[Saved entries]
━━━━━━
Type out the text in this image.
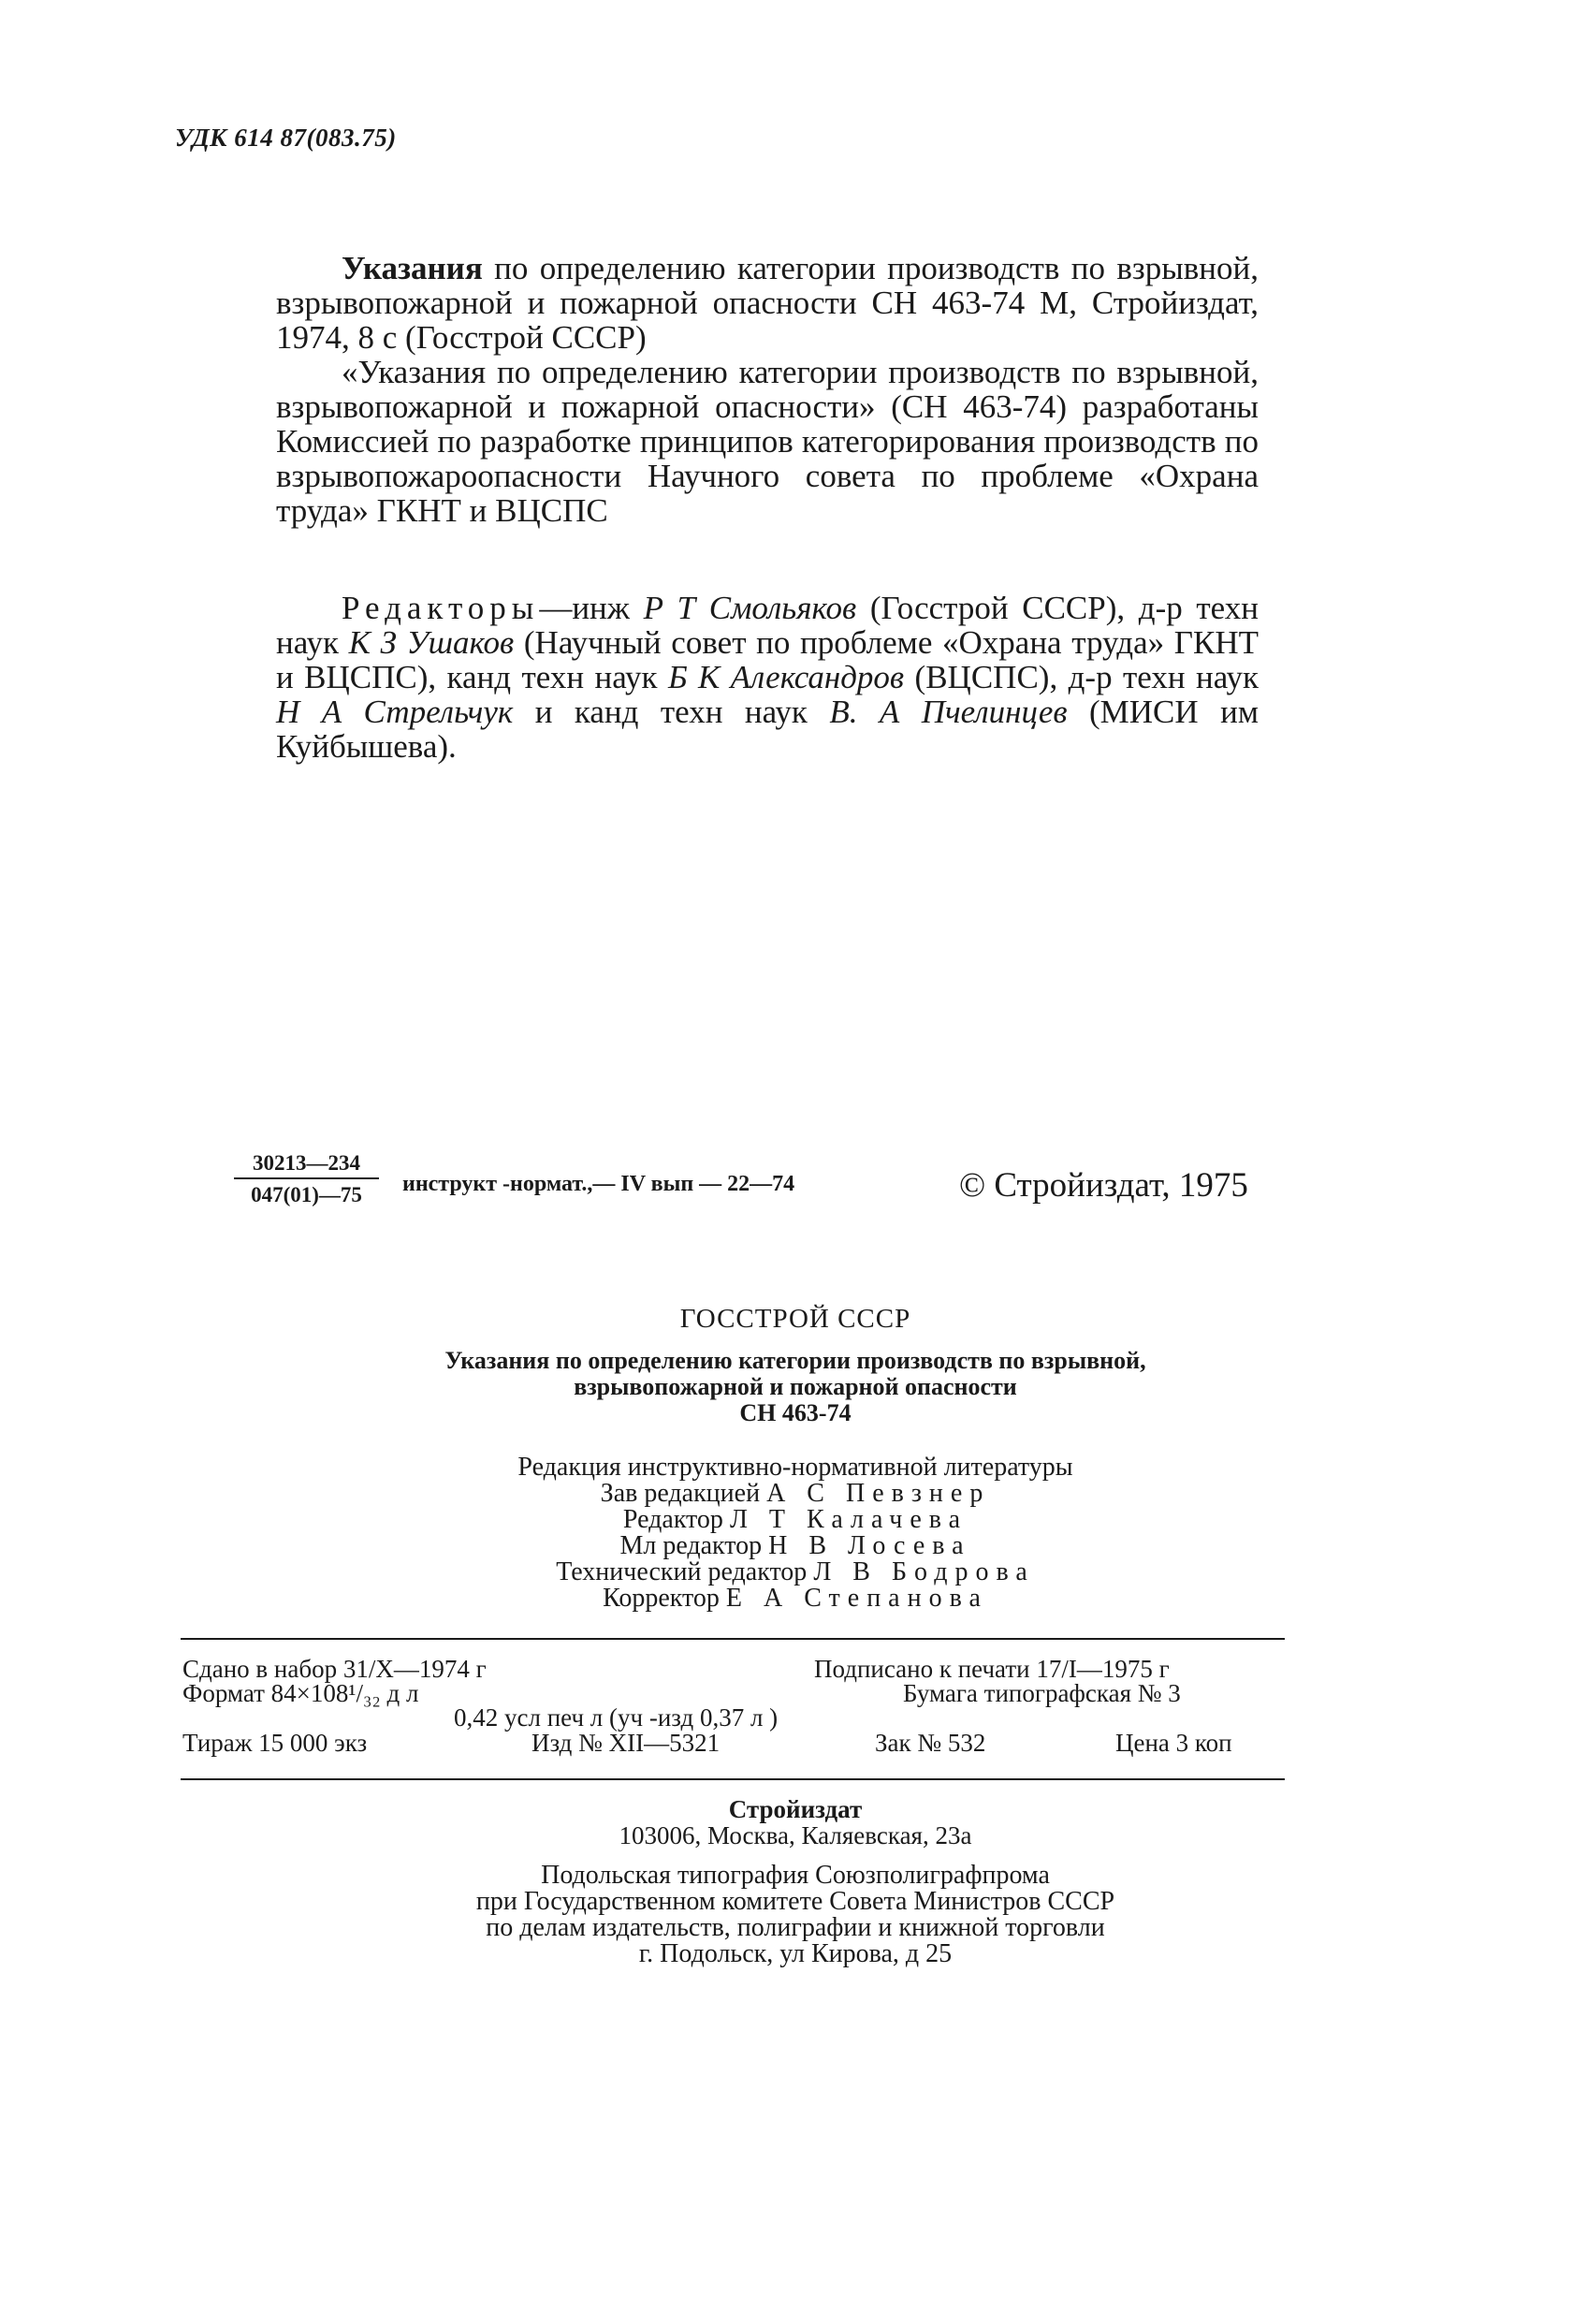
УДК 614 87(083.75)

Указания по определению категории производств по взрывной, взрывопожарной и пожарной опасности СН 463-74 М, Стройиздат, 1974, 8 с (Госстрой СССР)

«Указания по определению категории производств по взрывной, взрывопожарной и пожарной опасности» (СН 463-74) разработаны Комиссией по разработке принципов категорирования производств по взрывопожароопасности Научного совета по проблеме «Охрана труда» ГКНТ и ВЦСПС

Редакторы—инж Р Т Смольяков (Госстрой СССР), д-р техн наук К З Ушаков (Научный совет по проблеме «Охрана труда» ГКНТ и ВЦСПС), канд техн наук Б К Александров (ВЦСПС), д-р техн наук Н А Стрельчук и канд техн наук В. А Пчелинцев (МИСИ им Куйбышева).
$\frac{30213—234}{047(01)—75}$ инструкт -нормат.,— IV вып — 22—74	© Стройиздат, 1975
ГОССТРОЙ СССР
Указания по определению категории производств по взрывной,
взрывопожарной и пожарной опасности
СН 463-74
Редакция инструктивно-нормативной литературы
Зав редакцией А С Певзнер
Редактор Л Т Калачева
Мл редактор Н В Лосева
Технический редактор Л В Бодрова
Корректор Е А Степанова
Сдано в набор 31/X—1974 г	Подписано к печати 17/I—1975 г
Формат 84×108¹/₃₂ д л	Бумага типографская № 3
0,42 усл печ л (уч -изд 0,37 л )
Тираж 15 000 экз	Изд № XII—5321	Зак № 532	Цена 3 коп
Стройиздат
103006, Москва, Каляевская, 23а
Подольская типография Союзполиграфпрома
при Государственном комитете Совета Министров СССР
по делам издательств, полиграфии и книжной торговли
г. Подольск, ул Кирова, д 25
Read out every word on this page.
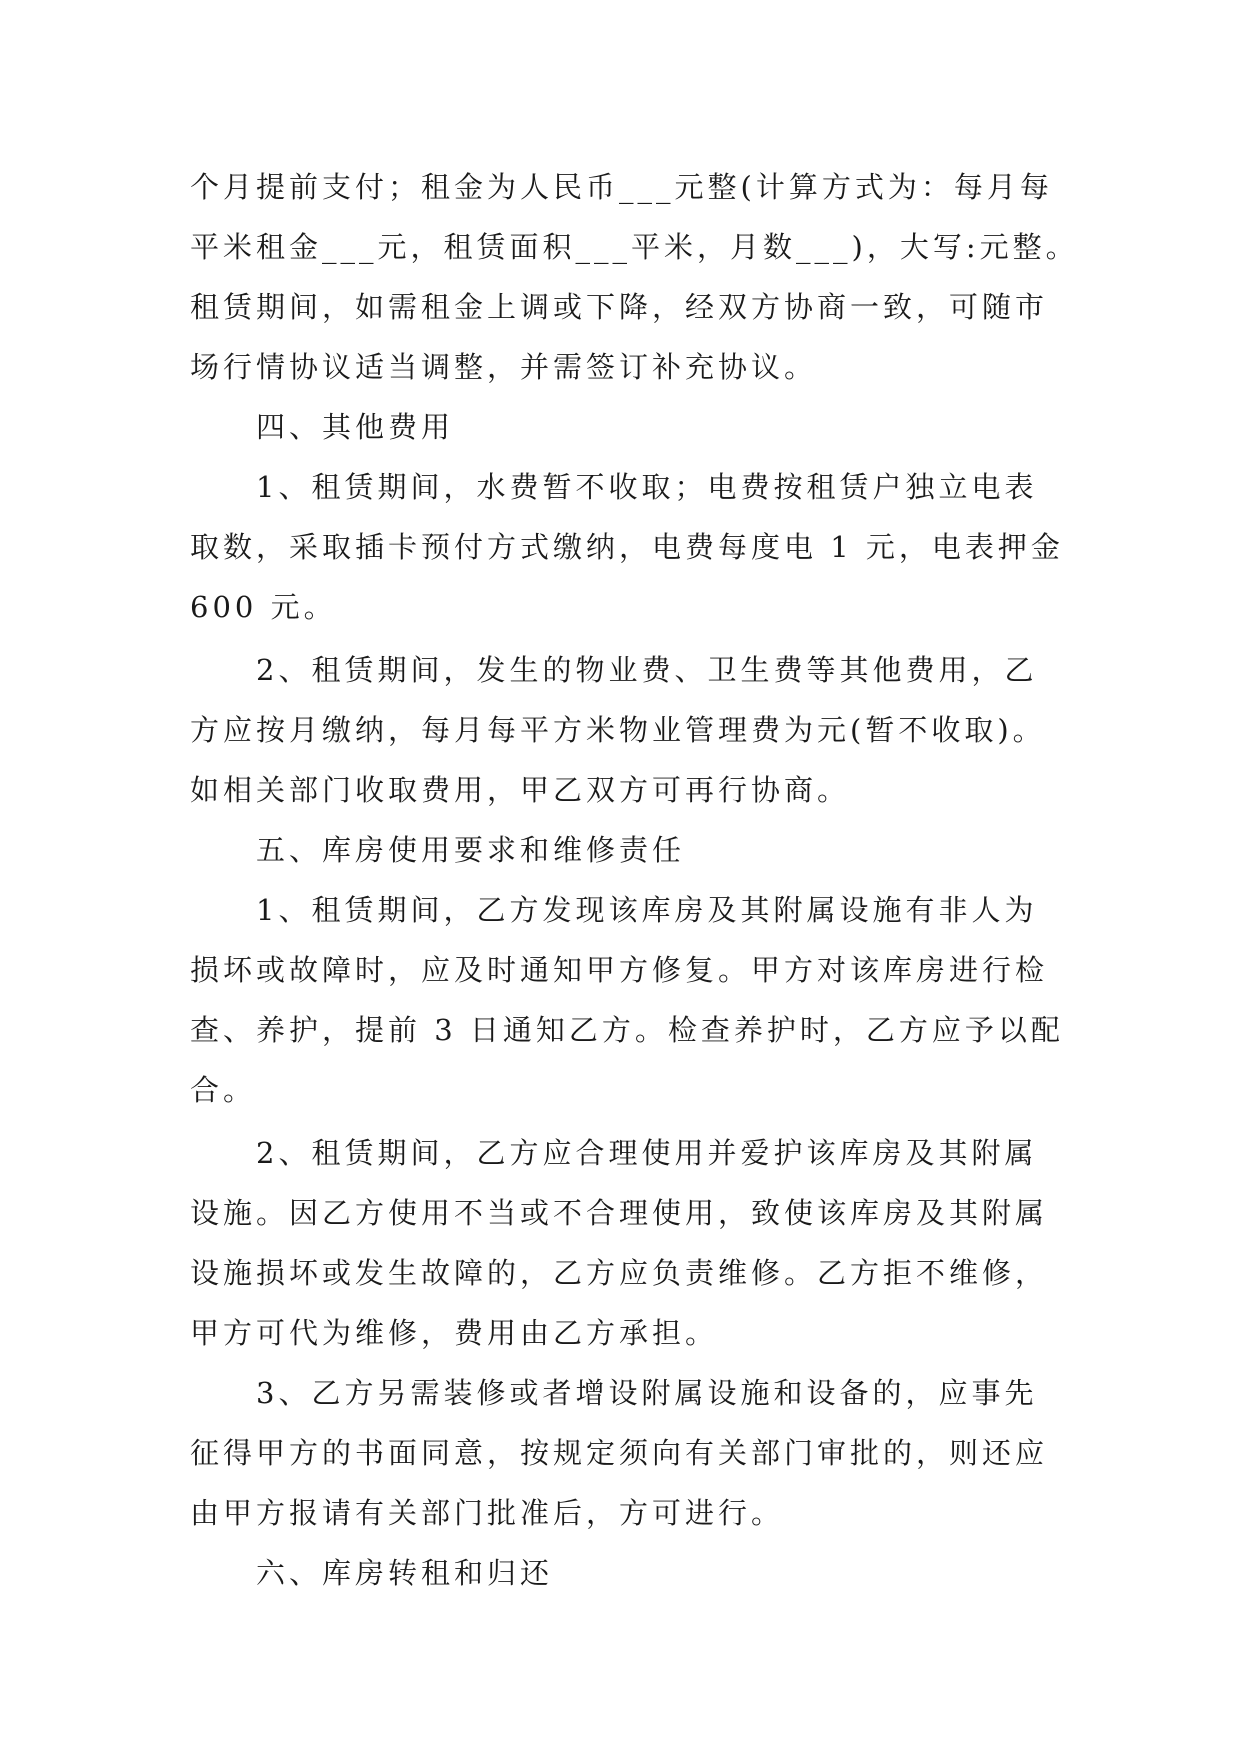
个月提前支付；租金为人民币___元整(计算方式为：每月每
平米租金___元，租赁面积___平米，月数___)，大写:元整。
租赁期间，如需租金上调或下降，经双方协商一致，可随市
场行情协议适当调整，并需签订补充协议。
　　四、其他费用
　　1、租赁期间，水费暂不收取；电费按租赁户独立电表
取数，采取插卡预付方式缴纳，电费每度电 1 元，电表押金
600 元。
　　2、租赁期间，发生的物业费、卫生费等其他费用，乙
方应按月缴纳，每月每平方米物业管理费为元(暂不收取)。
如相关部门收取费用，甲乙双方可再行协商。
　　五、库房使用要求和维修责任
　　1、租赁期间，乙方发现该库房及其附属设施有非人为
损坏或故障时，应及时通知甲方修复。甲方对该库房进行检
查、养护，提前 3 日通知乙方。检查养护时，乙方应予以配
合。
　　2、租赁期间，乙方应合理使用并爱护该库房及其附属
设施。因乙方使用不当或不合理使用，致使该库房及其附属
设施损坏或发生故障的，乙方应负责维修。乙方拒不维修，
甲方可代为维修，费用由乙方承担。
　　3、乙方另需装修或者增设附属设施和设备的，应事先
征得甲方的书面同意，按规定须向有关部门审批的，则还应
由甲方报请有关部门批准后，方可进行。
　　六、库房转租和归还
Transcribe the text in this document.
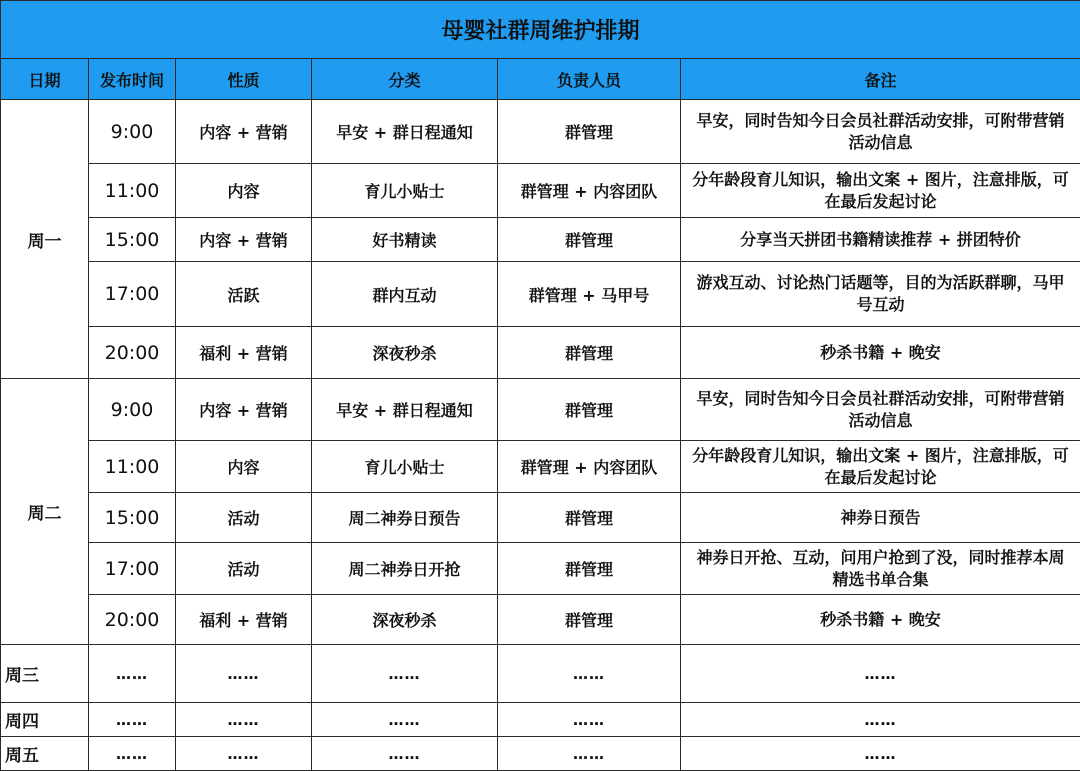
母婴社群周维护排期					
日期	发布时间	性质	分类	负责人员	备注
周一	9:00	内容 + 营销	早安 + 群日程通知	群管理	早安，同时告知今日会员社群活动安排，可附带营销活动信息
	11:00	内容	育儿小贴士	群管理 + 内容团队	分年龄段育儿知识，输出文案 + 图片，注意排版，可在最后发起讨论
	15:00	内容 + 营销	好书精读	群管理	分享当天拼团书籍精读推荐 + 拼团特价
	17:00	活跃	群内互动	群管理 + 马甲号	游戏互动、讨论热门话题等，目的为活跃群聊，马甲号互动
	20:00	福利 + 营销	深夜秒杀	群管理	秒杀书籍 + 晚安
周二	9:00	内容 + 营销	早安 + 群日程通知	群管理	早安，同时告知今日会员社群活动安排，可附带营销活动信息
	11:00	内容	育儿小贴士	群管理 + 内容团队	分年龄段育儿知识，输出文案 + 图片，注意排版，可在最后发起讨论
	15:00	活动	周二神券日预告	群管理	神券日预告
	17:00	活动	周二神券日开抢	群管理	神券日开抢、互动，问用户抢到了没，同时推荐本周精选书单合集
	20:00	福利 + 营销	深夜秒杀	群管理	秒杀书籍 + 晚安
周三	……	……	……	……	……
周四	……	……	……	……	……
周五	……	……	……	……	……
━━━━━━
**Exercise details:** In this exercise, set down all of the data exactly, without the pictures.

**Answer in full:**
Type out the text in this image.
УДК 614 87(083.75)

Указания по определению категории производств по взрывной, взрывопожарной и пожарной опасности СН 463-74 М, Стройиздат, 1974, 8 с (Госстрой СССР)

«Указания по определению категории производств по взрывной, взрывопожарной и пожарной опасности» (СН 463-74) разработаны Комиссией по разработке принципов категорирования производств по взрывопожароопасности Научного совета по проблеме «Охрана труда» ГКНТ и ВЦСПС

Редакторы—инж Р Т Смольяков (Госстрой СССР), д-р техн наук К З Ушаков (Научный совет по проблеме «Охрана труда» ГКНТ и ВЦСПС), канд техн наук Б К Александров (ВЦСПС), д-р техн наук Н А Стрельчук и канд техн наук В. А Пчелинцев (МИСИ им Куйбышева).
$\frac{30213—234}{047(01)—75}$ инструкт -нормат.,— IV вып — 22—74	© Стройиздат, 1975
ГОССТРОЙ СССР
Указания по определению категории производств по взрывной,
взрывопожарной и пожарной опасности
СН 463-74
Редакция инструктивно-нормативной литературы
Зав редакцией А С Певзнер
Редактор Л Т Калачева
Мл редактор Н В Лосева
Технический редактор Л В Бодрова
Корректор Е А Степанова
Сдано в набор 31/X—1974 г	Подписано к печати 17/I—1975 г
Формат 84×108¹/₃₂ д л	Бумага типографская № 3
0,42 усл печ л (уч -изд 0,37 л )
Тираж 15 000 экз	Изд № XII—5321	Зак № 532	Цена 3 коп
Стройиздат
103006, Москва, Каляевская, 23а
Подольская типография Союзполиграфпрома
при Государственном комитете Совета Министров СССР
по делам издательств, полиграфии и книжной торговли
г. Подольск, ул Кирова, д 25
Read out every word on this page.
个月提前支付；租金为人民币___元整(计算方式为：每月每
平米租金___元，租赁面积___平米，月数___)，大写:元整。
租赁期间，如需租金上调或下降，经双方协商一致，可随市
场行情协议适当调整，并需签订补充协议。
　　四、其他费用
　　1、租赁期间，水费暂不收取；电费按租赁户独立电表
取数，采取插卡预付方式缴纳，电费每度电 1 元，电表押金
600 元。
　　2、租赁期间，发生的物业费、卫生费等其他费用，乙
方应按月缴纳，每月每平方米物业管理费为元(暂不收取)。
如相关部门收取费用，甲乙双方可再行协商。
　　五、库房使用要求和维修责任
　　1、租赁期间，乙方发现该库房及其附属设施有非人为
损坏或故障时，应及时通知甲方修复。甲方对该库房进行检
查、养护，提前 3 日通知乙方。检查养护时，乙方应予以配
合。
　　2、租赁期间，乙方应合理使用并爱护该库房及其附属
设施。因乙方使用不当或不合理使用，致使该库房及其附属
设施损坏或发生故障的，乙方应负责维修。乙方拒不维修，
甲方可代为维修，费用由乙方承担。
　　3、乙方另需装修或者增设附属设施和设备的，应事先
征得甲方的书面同意，按规定须向有关部门审批的，则还应
由甲方报请有关部门批准后，方可进行。
　　六、库房转租和归还
Transcribe the text in this document.
母婴社群周维护排期					
日期	发布时间	性质	分类	负责人员	备注
周一	9:00	内容 + 营销	早安 + 群日程通知	群管理	早安，同时告知今日会员社群活动安排，可附带营销活动信息
	11:00	内容	育儿小贴士	群管理 + 内容团队	分年龄段育儿知识，输出文案 + 图片，注意排版，可在最后发起讨论
	15:00	内容 + 营销	好书精读	群管理	分享当天拼团书籍精读推荐 + 拼团特价
	17:00	活跃	群内互动	群管理 + 马甲号	游戏互动、讨论热门话题等，目的为活跃群聊，马甲号互动
	20:00	福利 + 营销	深夜秒杀	群管理	秒杀书籍 + 晚安
周二	9:00	内容 + 营销	早安 + 群日程通知	群管理	早安，同时告知今日会员社群活动安排，可附带营销活动信息
	11:00	内容	育儿小贴士	群管理 + 内容团队	分年龄段育儿知识，输出文案 + 图片，注意排版，可在最后发起讨论
	15:00	活动	周二神券日预告	群管理	神券日预告
	17:00	活动	周二神券日开抢	群管理	神券日开抢、互动，问用户抢到了没，同时推荐本周精选书单合集
	20:00	福利 + 营销	深夜秒杀	群管理	秒杀书籍 + 晚安
周三	……	……	……	……	……
周四	……	……	……	……	……
周五	……	……	……	……	……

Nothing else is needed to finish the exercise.